Select and reproduce each line of the listing below that bears the string "Vulnerabilities".

>> START RECORDS FOR THE EXERCISE

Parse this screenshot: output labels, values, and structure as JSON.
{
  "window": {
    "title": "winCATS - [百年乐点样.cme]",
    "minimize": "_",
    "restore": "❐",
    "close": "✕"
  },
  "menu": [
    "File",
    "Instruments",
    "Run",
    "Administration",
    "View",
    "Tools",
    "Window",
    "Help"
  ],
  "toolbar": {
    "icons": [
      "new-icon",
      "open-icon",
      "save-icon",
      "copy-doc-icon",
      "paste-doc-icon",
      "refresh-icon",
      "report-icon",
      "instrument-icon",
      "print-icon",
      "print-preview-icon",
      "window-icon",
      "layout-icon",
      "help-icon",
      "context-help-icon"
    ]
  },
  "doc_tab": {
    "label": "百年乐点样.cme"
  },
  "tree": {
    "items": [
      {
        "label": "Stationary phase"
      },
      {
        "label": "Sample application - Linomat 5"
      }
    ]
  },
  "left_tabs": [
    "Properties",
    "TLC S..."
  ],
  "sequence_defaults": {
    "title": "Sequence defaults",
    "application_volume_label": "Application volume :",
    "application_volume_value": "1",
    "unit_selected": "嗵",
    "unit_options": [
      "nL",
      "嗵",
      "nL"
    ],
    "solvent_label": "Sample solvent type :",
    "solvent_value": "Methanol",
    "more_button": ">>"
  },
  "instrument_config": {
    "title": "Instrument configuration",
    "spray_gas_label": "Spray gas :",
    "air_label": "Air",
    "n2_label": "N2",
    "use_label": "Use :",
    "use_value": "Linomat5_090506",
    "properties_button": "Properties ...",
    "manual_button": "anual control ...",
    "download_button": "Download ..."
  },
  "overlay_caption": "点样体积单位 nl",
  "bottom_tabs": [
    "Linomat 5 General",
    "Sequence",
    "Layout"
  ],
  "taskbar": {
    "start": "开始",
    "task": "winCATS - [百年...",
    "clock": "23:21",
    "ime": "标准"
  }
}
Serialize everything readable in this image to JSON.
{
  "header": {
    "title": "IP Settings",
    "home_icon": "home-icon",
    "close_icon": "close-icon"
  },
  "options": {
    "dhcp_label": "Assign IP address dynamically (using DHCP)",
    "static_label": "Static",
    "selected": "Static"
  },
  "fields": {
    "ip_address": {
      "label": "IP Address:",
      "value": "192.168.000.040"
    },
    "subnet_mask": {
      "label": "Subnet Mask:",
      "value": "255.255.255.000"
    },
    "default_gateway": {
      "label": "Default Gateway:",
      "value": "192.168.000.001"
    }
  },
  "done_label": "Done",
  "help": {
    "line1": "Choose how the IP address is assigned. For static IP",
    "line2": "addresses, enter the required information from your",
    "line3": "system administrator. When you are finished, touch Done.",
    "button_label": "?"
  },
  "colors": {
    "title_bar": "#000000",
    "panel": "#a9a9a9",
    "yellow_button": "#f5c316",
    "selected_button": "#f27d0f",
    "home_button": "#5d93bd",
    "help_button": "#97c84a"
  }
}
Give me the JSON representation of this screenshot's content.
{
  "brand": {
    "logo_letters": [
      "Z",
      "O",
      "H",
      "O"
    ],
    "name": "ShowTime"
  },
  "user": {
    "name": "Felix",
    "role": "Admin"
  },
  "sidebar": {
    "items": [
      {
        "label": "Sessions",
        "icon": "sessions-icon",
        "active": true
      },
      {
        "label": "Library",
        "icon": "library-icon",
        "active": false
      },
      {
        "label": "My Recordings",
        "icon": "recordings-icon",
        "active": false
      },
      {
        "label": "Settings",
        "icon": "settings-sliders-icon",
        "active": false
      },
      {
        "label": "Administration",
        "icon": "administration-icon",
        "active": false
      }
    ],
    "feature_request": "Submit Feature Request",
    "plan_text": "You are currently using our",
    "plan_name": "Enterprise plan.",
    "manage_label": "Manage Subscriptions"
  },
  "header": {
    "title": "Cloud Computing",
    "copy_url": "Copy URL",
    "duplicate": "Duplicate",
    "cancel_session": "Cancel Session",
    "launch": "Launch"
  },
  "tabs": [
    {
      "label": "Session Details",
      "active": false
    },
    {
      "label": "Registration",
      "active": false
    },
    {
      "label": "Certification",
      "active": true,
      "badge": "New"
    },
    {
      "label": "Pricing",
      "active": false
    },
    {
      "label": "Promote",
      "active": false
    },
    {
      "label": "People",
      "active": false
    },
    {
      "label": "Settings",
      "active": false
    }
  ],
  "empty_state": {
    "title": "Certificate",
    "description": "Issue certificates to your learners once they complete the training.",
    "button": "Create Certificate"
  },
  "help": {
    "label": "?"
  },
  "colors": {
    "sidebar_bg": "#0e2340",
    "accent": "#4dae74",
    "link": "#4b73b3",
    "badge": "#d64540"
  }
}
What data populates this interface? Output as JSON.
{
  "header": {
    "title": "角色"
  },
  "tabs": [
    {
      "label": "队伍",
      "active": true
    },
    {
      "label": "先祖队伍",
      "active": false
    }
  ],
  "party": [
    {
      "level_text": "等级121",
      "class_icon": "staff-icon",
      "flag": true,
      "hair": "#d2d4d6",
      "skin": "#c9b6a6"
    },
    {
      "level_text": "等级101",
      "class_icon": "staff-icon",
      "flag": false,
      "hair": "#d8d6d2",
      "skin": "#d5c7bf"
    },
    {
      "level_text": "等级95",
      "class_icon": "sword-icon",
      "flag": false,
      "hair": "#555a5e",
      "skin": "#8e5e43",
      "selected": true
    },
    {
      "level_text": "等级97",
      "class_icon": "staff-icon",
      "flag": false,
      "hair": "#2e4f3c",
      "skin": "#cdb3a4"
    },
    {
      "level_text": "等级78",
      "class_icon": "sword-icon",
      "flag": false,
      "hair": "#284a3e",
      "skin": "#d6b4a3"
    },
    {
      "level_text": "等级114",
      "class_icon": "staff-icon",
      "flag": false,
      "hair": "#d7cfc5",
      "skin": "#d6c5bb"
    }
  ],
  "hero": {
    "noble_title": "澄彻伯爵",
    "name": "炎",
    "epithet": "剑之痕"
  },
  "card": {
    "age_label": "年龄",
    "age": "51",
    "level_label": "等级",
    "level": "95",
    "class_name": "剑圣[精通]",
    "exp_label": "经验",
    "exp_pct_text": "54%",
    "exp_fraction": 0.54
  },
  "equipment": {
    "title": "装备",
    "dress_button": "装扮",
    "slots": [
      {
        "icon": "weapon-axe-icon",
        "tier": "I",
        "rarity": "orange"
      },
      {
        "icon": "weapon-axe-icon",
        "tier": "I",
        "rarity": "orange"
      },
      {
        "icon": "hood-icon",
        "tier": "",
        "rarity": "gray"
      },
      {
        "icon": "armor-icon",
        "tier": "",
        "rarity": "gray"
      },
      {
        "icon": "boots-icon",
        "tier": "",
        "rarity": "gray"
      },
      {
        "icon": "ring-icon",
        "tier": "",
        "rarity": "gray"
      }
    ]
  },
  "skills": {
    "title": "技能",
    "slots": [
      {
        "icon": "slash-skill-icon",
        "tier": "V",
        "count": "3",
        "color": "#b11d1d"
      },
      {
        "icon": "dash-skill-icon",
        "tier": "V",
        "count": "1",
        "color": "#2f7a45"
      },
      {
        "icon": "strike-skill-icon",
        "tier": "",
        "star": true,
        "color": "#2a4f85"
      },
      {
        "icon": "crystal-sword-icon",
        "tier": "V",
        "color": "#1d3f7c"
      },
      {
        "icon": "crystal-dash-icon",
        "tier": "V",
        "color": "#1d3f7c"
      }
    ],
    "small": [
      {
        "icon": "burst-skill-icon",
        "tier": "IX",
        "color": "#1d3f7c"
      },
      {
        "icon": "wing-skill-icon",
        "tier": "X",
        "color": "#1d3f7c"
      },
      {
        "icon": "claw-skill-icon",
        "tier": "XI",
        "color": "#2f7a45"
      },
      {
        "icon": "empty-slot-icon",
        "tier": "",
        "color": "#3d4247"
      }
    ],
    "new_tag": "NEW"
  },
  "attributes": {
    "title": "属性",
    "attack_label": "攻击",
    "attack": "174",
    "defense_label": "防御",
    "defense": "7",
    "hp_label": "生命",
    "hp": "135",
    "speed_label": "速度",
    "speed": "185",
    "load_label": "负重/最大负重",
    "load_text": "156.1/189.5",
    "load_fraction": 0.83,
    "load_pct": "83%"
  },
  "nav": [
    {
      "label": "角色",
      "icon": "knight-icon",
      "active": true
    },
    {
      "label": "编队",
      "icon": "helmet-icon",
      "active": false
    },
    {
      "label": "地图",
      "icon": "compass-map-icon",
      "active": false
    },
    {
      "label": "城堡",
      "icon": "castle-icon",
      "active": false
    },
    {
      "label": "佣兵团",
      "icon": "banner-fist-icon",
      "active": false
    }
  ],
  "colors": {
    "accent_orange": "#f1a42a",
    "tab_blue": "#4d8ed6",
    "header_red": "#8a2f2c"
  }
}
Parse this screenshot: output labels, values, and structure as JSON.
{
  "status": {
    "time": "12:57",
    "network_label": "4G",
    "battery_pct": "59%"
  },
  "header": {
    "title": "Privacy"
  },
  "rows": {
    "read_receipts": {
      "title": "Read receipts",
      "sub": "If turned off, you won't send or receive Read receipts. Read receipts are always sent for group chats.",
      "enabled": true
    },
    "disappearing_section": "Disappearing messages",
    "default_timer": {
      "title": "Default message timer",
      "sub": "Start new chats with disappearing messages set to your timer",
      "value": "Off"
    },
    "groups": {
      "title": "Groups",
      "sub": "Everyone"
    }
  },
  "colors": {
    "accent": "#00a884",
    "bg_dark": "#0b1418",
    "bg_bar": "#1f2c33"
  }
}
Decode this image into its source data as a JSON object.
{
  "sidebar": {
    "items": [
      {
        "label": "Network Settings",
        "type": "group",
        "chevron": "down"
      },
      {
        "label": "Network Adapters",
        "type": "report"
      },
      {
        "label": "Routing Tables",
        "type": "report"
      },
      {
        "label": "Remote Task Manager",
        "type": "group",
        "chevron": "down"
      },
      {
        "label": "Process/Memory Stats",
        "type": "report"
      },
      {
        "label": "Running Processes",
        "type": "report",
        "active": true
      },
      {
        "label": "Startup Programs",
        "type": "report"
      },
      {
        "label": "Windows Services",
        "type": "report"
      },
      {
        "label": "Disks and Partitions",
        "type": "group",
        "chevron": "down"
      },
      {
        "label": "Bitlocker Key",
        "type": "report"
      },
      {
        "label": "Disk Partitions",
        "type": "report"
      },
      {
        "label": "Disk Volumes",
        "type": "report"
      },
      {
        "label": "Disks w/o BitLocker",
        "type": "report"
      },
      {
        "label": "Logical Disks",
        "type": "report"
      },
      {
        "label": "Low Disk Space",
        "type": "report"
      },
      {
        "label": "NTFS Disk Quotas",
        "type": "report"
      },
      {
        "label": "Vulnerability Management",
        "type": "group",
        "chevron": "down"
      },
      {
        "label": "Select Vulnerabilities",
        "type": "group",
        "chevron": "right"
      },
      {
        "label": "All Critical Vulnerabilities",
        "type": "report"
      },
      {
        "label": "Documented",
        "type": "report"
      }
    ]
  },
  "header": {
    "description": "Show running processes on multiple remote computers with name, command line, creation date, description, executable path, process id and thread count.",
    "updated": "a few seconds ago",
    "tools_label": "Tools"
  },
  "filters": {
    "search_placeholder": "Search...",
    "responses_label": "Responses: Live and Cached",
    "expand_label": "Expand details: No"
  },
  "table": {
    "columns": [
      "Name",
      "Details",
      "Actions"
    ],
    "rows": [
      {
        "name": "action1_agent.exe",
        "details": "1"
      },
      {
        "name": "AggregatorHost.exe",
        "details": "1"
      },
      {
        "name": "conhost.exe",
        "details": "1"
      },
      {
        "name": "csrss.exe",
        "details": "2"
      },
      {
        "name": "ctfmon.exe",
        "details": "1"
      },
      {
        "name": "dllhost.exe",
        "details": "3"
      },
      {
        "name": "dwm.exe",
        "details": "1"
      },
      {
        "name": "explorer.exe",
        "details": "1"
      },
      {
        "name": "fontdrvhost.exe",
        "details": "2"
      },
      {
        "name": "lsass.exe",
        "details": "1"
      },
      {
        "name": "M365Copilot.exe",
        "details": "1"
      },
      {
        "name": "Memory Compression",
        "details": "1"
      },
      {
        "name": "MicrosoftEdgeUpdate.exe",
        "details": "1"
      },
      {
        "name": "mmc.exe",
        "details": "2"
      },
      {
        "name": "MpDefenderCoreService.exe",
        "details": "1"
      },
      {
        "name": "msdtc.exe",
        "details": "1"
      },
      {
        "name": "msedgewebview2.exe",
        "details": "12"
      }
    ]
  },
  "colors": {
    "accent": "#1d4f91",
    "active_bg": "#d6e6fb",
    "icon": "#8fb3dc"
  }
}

>> END RECORDS FOR THE EXERCISE

_RESULT OF THIS EXERCISE_:
        "label": "Select Vulnerabilities",
        "label": "All Critical Vulnerabilities",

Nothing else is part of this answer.